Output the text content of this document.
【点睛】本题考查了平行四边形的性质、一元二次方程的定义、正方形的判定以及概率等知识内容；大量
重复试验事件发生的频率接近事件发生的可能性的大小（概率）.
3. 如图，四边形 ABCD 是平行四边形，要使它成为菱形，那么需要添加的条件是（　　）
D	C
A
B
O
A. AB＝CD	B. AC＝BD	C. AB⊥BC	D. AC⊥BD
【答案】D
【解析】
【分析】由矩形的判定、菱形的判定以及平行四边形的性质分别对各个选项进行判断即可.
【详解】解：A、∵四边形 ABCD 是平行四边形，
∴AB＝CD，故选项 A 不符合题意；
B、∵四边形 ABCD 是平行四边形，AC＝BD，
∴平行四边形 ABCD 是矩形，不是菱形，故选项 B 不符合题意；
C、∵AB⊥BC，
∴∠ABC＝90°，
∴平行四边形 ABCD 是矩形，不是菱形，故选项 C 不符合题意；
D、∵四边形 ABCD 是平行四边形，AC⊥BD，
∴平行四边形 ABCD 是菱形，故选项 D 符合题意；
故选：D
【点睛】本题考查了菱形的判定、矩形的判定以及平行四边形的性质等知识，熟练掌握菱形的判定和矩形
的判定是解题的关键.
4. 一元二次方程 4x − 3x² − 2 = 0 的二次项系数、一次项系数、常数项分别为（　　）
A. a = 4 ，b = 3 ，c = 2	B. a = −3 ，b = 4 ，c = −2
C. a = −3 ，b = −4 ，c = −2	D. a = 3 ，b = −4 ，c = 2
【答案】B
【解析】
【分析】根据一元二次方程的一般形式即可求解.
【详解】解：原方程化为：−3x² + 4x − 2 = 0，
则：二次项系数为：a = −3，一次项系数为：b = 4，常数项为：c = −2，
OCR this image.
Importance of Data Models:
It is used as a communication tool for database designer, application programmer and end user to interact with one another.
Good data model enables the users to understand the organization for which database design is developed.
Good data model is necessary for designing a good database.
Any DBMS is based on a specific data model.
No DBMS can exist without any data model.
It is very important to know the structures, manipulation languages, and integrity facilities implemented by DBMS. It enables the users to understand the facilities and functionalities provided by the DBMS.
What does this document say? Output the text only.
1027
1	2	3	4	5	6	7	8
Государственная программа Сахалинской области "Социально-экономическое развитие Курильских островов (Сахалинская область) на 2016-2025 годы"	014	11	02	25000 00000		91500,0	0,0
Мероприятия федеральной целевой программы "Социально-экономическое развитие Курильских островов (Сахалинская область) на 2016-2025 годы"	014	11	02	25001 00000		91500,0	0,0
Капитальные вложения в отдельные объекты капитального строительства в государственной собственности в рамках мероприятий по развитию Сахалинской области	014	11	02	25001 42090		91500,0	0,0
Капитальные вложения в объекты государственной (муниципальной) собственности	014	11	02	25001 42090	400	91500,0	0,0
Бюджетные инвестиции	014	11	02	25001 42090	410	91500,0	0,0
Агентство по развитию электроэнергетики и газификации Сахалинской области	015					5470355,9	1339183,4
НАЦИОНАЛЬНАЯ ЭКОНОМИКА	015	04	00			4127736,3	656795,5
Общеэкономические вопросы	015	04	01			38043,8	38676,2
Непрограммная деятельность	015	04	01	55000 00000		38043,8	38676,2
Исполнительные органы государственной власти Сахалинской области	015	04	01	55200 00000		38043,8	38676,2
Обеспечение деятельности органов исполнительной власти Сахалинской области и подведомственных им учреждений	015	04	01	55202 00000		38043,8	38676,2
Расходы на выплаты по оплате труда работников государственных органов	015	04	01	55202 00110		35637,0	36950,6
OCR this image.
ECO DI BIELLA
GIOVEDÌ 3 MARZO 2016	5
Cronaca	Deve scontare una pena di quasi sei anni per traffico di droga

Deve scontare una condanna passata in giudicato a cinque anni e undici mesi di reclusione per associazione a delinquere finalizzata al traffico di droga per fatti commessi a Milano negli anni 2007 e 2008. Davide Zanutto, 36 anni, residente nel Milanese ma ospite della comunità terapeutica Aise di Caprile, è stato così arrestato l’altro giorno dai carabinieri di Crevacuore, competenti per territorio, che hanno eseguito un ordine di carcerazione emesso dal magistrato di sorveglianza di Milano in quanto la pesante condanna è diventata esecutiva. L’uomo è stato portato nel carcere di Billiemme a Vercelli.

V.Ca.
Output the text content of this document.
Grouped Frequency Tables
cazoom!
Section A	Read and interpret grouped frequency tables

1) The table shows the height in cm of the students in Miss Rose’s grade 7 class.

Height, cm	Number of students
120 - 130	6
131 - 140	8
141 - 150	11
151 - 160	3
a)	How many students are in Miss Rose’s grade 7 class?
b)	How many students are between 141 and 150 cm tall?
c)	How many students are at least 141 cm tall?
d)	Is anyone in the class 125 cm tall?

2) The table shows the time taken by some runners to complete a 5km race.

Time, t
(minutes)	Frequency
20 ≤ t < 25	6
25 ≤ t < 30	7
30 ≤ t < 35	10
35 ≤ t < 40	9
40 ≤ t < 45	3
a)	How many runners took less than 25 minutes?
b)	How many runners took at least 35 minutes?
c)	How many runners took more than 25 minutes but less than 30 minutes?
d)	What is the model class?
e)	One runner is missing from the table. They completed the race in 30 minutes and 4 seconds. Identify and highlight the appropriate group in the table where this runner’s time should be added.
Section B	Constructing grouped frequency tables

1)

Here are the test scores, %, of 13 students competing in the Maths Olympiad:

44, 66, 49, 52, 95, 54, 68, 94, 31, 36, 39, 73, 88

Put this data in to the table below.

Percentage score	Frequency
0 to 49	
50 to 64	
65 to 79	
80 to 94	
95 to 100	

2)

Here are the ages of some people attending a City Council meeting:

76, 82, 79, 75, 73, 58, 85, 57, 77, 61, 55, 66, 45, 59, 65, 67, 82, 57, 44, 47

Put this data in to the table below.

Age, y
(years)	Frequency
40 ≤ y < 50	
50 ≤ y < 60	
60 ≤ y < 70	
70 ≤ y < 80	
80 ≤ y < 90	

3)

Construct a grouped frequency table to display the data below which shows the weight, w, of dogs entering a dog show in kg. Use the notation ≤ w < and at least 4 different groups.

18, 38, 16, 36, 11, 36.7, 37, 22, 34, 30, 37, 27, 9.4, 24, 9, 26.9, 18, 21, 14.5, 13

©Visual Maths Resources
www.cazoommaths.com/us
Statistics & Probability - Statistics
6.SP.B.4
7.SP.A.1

++++++++++++++++++++

**Aim:** For each line in the data above that contains the string "不是菱形", extract the line.

**Solved problem:**
∴平行四边形 ABCD 是矩形，不是菱形，故选项 B 不符合题意；
∴平行四边形 ABCD 是矩形，不是菱形，故选项 C 不符合题意；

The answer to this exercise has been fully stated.